**What the task requires**
Revise the lines below by replacing "view-demo-button" with "preview-button" wherever it occurs. Reproduce all other text unchanged.

**The data**
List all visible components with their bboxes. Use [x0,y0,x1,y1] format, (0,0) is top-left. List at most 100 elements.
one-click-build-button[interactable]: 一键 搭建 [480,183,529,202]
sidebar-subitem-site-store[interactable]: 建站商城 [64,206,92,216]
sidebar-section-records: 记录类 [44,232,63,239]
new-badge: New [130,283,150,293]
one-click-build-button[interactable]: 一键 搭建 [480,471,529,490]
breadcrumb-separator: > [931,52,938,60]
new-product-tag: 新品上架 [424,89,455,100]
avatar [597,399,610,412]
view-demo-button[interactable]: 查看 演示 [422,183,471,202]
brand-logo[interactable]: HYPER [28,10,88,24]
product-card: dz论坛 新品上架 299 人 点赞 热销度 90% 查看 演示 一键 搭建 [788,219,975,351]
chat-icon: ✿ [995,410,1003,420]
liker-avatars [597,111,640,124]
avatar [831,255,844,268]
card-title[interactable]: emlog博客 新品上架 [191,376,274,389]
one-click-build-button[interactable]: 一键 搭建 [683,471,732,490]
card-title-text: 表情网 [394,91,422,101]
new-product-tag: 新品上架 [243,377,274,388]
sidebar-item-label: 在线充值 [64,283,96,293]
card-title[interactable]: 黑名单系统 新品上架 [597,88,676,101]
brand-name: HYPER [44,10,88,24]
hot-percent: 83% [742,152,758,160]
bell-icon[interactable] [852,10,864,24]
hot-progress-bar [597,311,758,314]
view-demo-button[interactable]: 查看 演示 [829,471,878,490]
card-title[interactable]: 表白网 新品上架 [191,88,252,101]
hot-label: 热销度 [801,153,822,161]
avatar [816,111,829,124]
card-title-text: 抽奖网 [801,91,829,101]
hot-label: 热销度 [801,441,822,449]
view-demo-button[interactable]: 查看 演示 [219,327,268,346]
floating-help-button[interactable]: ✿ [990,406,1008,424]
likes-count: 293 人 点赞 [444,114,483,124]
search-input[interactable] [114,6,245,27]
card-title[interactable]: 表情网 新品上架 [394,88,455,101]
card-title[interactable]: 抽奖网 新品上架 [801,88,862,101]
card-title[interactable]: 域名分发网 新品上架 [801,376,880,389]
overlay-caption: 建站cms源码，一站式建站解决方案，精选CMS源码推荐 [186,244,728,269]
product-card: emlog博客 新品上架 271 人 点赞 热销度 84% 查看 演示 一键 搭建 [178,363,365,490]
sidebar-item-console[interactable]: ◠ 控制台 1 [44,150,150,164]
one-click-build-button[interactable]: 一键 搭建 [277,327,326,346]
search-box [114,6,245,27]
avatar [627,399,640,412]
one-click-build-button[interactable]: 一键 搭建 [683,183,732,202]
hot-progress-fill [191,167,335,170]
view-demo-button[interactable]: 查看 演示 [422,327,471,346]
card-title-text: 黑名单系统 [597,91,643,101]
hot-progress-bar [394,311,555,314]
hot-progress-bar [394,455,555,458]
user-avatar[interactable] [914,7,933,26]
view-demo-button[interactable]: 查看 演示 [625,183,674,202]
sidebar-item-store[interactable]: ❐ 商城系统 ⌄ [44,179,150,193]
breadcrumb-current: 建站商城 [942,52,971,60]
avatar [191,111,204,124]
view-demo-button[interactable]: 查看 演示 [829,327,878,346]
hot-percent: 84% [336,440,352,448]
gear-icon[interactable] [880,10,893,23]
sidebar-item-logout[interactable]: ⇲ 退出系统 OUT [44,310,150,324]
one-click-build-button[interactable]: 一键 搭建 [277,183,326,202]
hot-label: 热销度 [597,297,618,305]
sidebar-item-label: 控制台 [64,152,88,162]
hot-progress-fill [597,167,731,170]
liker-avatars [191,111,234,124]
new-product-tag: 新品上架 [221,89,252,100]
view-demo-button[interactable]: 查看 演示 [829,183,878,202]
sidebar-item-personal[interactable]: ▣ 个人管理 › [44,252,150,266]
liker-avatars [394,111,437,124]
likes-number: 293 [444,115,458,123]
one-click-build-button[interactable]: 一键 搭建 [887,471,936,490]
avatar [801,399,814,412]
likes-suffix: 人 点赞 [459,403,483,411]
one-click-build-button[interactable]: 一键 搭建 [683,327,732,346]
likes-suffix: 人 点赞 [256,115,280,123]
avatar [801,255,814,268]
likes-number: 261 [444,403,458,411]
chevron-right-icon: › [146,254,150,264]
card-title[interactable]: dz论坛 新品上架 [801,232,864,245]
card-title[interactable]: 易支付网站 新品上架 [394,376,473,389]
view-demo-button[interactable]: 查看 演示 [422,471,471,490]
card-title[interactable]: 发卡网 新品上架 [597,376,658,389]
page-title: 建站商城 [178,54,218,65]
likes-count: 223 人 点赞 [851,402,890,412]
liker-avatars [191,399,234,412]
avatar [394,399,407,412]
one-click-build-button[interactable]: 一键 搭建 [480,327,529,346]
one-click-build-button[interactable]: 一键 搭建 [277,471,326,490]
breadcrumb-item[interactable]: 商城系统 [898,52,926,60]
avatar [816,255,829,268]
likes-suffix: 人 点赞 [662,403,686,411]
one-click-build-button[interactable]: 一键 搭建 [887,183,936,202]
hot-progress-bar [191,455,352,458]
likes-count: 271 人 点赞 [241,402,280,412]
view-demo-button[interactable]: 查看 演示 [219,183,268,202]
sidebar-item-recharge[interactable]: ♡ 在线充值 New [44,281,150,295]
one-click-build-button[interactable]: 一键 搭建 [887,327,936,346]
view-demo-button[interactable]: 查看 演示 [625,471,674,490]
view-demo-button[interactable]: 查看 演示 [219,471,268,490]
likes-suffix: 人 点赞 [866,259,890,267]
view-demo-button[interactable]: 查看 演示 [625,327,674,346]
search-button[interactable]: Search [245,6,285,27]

**Answer to the exercise**
List all visible components with their bboxes. Use [x0,y0,x1,y1] format, (0,0) is top-left. List at most 100 elements.
one-click-build-button[interactable]: 一键 搭建 [480,183,529,202]
sidebar-subitem-site-store[interactable]: 建站商城 [64,206,92,216]
sidebar-section-records: 记录类 [44,232,63,239]
new-badge: New [130,283,150,293]
one-click-build-button[interactable]: 一键 搭建 [480,471,529,490]
breadcrumb-separator: > [931,52,938,60]
new-product-tag: 新品上架 [424,89,455,100]
avatar [597,399,610,412]
preview-button[interactable]: 查看 演示 [422,183,471,202]
brand-logo[interactable]: HYPER [28,10,88,24]
product-card: dz论坛 新品上架 299 人 点赞 热销度 90% 查看 演示 一键 搭建 [788,219,975,351]
chat-icon: ✿ [995,410,1003,420]
liker-avatars [597,111,640,124]
avatar [831,255,844,268]
card-title[interactable]: emlog博客 新品上架 [191,376,274,389]
one-click-build-button[interactable]: 一键 搭建 [683,471,732,490]
card-title-text: 表情网 [394,91,422,101]
new-product-tag: 新品上架 [243,377,274,388]
sidebar-item-label: 在线充值 [64,283,96,293]
card-title[interactable]: 黑名单系统 新品上架 [597,88,676,101]
brand-name: HYPER [44,10,88,24]
hot-percent: 83% [742,152,758,160]
bell-icon[interactable] [852,10,864,24]
hot-progress-bar [597,311,758,314]
preview-button[interactable]: 查看 演示 [829,471,878,490]
card-title[interactable]: 表白网 新品上架 [191,88,252,101]
hot-label: 热销度 [801,153,822,161]
avatar [816,111,829,124]
card-title-text: 抽奖网 [801,91,829,101]
hot-label: 热销度 [801,441,822,449]
preview-button[interactable]: 查看 演示 [219,327,268,346]
floating-help-button[interactable]: ✿ [990,406,1008,424]
likes-count: 293 人 点赞 [444,114,483,124]
search-input[interactable] [114,6,245,27]
card-title[interactable]: 表情网 新品上架 [394,88,455,101]
card-title[interactable]: 抽奖网 新品上架 [801,88,862,101]
card-title[interactable]: 域名分发网 新品上架 [801,376,880,389]
overlay-caption: 建站cms源码，一站式建站解决方案，精选CMS源码推荐 [186,244,728,269]
product-card: emlog博客 新品上架 271 人 点赞 热销度 84% 查看 演示 一键 搭建 [178,363,365,490]
sidebar-item-console[interactable]: ◠ 控制台 1 [44,150,150,164]
one-click-build-button[interactable]: 一键 搭建 [277,327,326,346]
search-box [114,6,245,27]
avatar [627,399,640,412]
one-click-build-button[interactable]: 一键 搭建 [683,183,732,202]
hot-progress-fill [191,167,335,170]
preview-button[interactable]: 查看 演示 [422,327,471,346]
card-title-text: 黑名单系统 [597,91,643,101]
hot-progress-bar [394,311,555,314]
hot-progress-bar [394,455,555,458]
user-avatar[interactable] [914,7,933,26]
preview-button[interactable]: 查看 演示 [625,183,674,202]
sidebar-item-store[interactable]: ❐ 商城系统 ⌄ [44,179,150,193]
breadcrumb-current: 建站商城 [942,52,971,60]
avatar [191,111,204,124]
preview-button[interactable]: 查看 演示 [829,327,878,346]
hot-percent: 84% [336,440,352,448]
gear-icon[interactable] [880,10,893,23]
sidebar-item-logout[interactable]: ⇲ 退出系统 OUT [44,310,150,324]
one-click-build-button[interactable]: 一键 搭建 [277,183,326,202]
hot-label: 热销度 [597,297,618,305]
sidebar-item-label: 控制台 [64,152,88,162]
hot-progress-fill [597,167,731,170]
liker-avatars [191,111,234,124]
new-product-tag: 新品上架 [221,89,252,100]
preview-button[interactable]: 查看 演示 [829,183,878,202]
sidebar-item-personal[interactable]: ▣ 个人管理 › [44,252,150,266]
liker-avatars [394,111,437,124]
likes-number: 293 [444,115,458,123]
one-click-build-button[interactable]: 一键 搭建 [887,471,936,490]
avatar [801,399,814,412]
likes-suffix: 人 点赞 [459,403,483,411]
one-click-build-button[interactable]: 一键 搭建 [683,327,732,346]
likes-suffix: 人 点赞 [256,115,280,123]
avatar [801,255,814,268]
likes-number: 261 [444,403,458,411]
chevron-right-icon: › [146,254,150,264]
card-title[interactable]: dz论坛 新品上架 [801,232,864,245]
card-title[interactable]: 易支付网站 新品上架 [394,376,473,389]
preview-button[interactable]: 查看 演示 [422,471,471,490]
card-title[interactable]: 发卡网 新品上架 [597,376,658,389]
page-title: 建站商城 [178,54,218,65]
likes-count: 223 人 点赞 [851,402,890,412]
liker-avatars [191,399,234,412]
avatar [394,399,407,412]
one-click-build-button[interactable]: 一键 搭建 [480,327,529,346]
one-click-build-button[interactable]: 一键 搭建 [277,471,326,490]
breadcrumb-item[interactable]: 商城系统 [898,52,926,60]
avatar [816,255,829,268]
likes-suffix: 人 点赞 [662,403,686,411]
one-click-build-button[interactable]: 一键 搭建 [887,183,936,202]
hot-progress-bar [191,455,352,458]
likes-count: 271 人 点赞 [241,402,280,412]
preview-button[interactable]: 查看 演示 [219,183,268,202]
sidebar-item-recharge[interactable]: ♡ 在线充值 New [44,281,150,295]
one-click-build-button[interactable]: 一键 搭建 [887,327,936,346]
preview-button[interactable]: 查看 演示 [625,471,674,490]
preview-button[interactable]: 查看 演示 [219,471,268,490]
likes-suffix: 人 点赞 [866,259,890,267]
preview-button[interactable]: 查看 演示 [625,327,674,346]
search-button[interactable]: Search [245,6,285,27]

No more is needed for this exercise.